* Task requirements
Sort through the entries below and pull out lines containing the word "this".

* Supplied data
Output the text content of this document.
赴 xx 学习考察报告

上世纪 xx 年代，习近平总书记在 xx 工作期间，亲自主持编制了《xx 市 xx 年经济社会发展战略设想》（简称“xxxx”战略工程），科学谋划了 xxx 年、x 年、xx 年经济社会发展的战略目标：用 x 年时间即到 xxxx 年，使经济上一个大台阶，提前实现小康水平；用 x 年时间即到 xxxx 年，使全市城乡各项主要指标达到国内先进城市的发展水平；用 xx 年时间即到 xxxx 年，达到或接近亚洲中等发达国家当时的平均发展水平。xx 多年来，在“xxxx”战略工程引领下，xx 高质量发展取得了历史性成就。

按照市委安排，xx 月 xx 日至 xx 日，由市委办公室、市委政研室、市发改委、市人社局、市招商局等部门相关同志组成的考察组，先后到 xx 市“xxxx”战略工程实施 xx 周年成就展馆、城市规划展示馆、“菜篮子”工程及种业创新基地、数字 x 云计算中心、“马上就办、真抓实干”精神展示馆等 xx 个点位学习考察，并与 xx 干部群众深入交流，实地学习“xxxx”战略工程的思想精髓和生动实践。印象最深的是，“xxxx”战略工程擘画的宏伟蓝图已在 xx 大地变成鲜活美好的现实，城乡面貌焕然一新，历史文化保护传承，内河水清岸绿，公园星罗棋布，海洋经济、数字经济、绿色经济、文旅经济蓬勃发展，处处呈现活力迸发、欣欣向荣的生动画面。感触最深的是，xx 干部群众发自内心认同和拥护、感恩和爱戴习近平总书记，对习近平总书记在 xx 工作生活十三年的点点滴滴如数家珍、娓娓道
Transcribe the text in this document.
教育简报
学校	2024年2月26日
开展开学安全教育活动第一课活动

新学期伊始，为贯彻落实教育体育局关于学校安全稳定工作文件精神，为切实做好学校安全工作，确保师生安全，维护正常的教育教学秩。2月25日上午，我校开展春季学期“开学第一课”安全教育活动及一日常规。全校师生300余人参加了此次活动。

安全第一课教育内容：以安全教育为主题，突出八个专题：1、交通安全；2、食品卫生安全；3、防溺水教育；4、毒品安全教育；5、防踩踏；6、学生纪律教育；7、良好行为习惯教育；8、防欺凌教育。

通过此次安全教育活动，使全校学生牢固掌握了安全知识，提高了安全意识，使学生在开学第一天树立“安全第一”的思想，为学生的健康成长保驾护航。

* The result
Output the text content of this document.
Transcribe the text in this document.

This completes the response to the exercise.